STATED PROBLEM: Change every "chevron-right-icon" in the material below to "arrow-right-icon". Keep every other line unchanged.

Bounding box annotations:
(begin)

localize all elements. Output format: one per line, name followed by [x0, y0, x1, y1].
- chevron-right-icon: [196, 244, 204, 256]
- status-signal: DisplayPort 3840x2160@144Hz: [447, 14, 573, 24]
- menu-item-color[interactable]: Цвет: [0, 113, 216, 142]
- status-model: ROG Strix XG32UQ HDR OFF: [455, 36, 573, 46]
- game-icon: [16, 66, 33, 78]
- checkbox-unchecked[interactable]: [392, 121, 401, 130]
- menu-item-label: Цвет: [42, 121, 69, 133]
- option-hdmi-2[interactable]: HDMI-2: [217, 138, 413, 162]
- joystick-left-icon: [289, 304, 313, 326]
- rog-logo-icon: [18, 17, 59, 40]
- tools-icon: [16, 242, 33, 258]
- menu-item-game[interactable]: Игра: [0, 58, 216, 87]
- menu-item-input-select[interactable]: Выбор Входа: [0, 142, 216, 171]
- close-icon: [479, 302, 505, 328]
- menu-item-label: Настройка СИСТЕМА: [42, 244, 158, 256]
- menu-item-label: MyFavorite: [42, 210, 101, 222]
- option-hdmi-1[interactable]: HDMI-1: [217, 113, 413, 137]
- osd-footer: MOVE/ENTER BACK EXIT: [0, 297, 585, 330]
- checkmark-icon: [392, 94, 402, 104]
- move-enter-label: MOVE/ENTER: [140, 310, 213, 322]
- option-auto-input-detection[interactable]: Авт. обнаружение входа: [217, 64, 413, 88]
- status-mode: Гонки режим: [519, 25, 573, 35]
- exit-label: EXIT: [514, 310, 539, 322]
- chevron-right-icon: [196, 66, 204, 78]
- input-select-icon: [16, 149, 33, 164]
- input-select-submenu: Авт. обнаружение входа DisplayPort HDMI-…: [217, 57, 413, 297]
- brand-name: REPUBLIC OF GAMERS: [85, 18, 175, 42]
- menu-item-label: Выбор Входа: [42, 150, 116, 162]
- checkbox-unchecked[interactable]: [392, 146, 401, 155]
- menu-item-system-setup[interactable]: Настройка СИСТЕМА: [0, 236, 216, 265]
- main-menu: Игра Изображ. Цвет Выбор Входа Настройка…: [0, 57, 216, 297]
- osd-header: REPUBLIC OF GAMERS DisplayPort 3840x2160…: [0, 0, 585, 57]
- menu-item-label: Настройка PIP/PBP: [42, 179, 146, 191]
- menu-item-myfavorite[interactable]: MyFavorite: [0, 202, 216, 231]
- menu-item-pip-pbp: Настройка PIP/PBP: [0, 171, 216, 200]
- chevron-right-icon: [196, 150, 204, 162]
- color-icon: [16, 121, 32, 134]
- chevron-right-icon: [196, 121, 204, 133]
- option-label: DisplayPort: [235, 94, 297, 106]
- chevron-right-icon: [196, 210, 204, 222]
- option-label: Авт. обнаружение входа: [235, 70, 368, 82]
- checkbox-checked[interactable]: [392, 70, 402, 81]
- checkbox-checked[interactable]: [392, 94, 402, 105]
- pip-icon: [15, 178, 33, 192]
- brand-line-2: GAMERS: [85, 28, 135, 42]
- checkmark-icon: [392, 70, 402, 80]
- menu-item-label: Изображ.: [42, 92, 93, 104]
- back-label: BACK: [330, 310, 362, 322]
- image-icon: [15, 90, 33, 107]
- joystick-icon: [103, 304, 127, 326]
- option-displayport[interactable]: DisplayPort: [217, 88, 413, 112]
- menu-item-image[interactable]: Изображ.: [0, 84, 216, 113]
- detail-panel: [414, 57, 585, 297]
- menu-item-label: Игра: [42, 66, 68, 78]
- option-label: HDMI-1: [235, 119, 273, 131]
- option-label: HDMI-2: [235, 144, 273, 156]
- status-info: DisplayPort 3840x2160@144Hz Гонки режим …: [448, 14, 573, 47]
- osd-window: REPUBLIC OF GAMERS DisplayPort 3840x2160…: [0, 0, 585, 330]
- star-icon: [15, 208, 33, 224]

(end)

TASK RESULT:
localize all elements. Output format: one per line, name followed by [x0, y0, x1, y1].
- arrow-right-icon: [196, 244, 204, 256]
- status-signal: DisplayPort 3840x2160@144Hz: [447, 14, 573, 24]
- menu-item-color[interactable]: Цвет: [0, 113, 216, 142]
- status-model: ROG Strix XG32UQ HDR OFF: [455, 36, 573, 46]
- game-icon: [16, 66, 33, 78]
- checkbox-unchecked[interactable]: [392, 121, 401, 130]
- menu-item-label: Цвет: [42, 121, 69, 133]
- option-hdmi-2[interactable]: HDMI-2: [217, 138, 413, 162]
- joystick-left-icon: [289, 304, 313, 326]
- rog-logo-icon: [18, 17, 59, 40]
- tools-icon: [16, 242, 33, 258]
- menu-item-game[interactable]: Игра: [0, 58, 216, 87]
- menu-item-input-select[interactable]: Выбор Входа: [0, 142, 216, 171]
- close-icon: [479, 302, 505, 328]
- menu-item-label: Настройка СИСТЕМА: [42, 244, 158, 256]
- menu-item-label: MyFavorite: [42, 210, 101, 222]
- option-hdmi-1[interactable]: HDMI-1: [217, 113, 413, 137]
- osd-footer: MOVE/ENTER BACK EXIT: [0, 297, 585, 330]
- checkmark-icon: [392, 94, 402, 104]
- move-enter-label: MOVE/ENTER: [140, 310, 213, 322]
- option-auto-input-detection[interactable]: Авт. обнаружение входа: [217, 64, 413, 88]
- status-mode: Гонки режим: [519, 25, 573, 35]
- exit-label: EXIT: [514, 310, 539, 322]
- arrow-right-icon: [196, 66, 204, 78]
- input-select-icon: [16, 149, 33, 164]
- input-select-submenu: Авт. обнаружение входа DisplayPort HDMI-…: [217, 57, 413, 297]
- brand-name: REPUBLIC OF GAMERS: [85, 18, 175, 42]
- menu-item-label: Выбор Входа: [42, 150, 116, 162]
- checkbox-unchecked[interactable]: [392, 146, 401, 155]
- menu-item-system-setup[interactable]: Настройка СИСТЕМА: [0, 236, 216, 265]
- main-menu: Игра Изображ. Цвет Выбор Входа Настройка…: [0, 57, 216, 297]
- osd-header: REPUBLIC OF GAMERS DisplayPort 3840x2160…: [0, 0, 585, 57]
- menu-item-label: Настройка PIP/PBP: [42, 179, 146, 191]
- menu-item-myfavorite[interactable]: MyFavorite: [0, 202, 216, 231]
- menu-item-pip-pbp: Настройка PIP/PBP: [0, 171, 216, 200]
- arrow-right-icon: [196, 150, 204, 162]
- color-icon: [16, 121, 32, 134]
- arrow-right-icon: [196, 121, 204, 133]
- option-label: DisplayPort: [235, 94, 297, 106]
- arrow-right-icon: [196, 210, 204, 222]
- option-label: Авт. обнаружение входа: [235, 70, 368, 82]
- checkbox-checked[interactable]: [392, 70, 402, 81]
- checkbox-checked[interactable]: [392, 94, 402, 105]
- pip-icon: [15, 178, 33, 192]
- brand-line-2: GAMERS: [85, 28, 135, 42]
- checkmark-icon: [392, 70, 402, 80]
- menu-item-label: Изображ.: [42, 92, 93, 104]
- back-label: BACK: [330, 310, 362, 322]
- image-icon: [15, 90, 33, 107]
- joystick-icon: [103, 304, 127, 326]
- option-displayport[interactable]: DisplayPort: [217, 88, 413, 112]
- menu-item-image[interactable]: Изображ.: [0, 84, 216, 113]
- detail-panel: [414, 57, 585, 297]
- menu-item-label: Игра: [42, 66, 68, 78]
- option-label: HDMI-1: [235, 119, 273, 131]
- option-label: HDMI-2: [235, 144, 273, 156]
- status-info: DisplayPort 3840x2160@144Hz Гонки режим …: [448, 14, 573, 47]
- osd-window: REPUBLIC OF GAMERS DisplayPort 3840x2160…: [0, 0, 585, 330]
- star-icon: [15, 208, 33, 224]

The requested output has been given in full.